● Exercise: Read through the data and report every line in which the word "salutem" occurs.

● Records contained in a dataset:
----------

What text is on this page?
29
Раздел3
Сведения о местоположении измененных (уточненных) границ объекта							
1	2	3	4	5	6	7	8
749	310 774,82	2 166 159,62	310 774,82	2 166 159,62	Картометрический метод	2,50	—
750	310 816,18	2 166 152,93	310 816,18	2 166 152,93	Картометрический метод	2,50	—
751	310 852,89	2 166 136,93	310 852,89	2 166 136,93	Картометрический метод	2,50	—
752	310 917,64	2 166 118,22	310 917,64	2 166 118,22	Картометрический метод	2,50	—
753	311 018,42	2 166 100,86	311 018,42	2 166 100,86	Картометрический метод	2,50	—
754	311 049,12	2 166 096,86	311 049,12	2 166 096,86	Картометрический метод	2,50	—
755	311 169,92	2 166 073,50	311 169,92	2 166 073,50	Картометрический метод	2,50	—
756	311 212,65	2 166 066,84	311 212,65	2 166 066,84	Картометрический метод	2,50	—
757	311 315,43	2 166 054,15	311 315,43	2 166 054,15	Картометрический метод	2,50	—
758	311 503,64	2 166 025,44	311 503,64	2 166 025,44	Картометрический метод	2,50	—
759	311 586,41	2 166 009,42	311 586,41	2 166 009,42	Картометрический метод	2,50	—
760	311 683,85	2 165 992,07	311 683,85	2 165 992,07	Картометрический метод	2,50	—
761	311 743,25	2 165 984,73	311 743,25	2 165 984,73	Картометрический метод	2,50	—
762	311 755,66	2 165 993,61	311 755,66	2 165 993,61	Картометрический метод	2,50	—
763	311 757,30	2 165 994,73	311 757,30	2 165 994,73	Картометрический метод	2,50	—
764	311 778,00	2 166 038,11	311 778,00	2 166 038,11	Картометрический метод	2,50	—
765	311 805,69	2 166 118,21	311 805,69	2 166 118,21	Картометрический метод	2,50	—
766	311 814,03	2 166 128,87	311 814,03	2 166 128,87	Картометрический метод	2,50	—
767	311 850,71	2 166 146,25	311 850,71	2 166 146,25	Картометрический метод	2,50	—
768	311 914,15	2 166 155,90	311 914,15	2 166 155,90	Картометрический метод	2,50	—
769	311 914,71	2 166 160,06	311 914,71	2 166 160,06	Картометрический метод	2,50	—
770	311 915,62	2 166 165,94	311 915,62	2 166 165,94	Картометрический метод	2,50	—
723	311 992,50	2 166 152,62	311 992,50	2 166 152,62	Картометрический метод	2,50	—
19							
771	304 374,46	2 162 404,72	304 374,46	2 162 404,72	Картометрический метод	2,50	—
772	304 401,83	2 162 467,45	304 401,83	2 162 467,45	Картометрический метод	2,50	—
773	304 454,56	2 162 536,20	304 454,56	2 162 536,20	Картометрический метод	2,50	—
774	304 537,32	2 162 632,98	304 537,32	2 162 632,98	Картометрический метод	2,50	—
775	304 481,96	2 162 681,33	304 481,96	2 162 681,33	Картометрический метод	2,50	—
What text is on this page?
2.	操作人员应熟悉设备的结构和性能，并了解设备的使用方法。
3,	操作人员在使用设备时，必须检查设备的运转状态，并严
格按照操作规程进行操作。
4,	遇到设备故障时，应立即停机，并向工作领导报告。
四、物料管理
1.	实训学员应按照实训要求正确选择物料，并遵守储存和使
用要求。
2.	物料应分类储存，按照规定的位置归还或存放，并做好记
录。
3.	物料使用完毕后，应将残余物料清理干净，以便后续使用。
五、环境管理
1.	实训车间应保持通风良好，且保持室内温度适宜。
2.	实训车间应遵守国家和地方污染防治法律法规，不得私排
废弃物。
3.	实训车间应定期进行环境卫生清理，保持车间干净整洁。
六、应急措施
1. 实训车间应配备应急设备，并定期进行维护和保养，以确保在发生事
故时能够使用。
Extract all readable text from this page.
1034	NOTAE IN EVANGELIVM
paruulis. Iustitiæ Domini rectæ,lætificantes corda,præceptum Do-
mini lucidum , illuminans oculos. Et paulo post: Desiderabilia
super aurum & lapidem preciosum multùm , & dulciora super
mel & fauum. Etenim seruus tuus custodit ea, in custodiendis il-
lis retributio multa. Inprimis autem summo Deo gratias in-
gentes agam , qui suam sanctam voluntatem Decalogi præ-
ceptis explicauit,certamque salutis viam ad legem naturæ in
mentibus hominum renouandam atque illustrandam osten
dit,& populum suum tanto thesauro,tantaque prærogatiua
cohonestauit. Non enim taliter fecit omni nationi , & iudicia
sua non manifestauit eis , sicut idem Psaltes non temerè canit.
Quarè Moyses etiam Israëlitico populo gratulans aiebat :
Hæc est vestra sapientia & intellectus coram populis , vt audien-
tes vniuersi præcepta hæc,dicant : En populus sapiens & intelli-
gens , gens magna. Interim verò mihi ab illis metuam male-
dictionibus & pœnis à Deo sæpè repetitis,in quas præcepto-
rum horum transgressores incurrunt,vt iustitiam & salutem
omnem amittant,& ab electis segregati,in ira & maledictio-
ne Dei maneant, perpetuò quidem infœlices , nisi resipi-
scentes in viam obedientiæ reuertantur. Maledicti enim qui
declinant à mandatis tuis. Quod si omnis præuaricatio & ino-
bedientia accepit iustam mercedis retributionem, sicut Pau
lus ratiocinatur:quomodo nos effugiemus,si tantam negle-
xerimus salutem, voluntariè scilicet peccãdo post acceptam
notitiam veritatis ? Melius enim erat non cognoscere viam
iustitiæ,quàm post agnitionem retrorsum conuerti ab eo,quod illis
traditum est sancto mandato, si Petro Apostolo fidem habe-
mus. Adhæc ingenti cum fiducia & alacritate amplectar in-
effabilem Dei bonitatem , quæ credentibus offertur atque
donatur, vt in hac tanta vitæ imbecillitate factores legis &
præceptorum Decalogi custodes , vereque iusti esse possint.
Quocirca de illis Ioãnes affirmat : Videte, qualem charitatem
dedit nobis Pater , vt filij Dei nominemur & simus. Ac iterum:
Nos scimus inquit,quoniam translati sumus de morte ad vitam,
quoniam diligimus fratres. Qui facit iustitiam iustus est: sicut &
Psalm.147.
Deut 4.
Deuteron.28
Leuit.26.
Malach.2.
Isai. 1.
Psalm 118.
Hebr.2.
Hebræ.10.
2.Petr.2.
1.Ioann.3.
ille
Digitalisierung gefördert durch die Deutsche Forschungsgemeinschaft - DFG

----------

● Written response:
rum horum transgressores incurrunt,vt iustitiam & salutem
xerimus salutem, voluntariè scilicet peccãdo post acceptam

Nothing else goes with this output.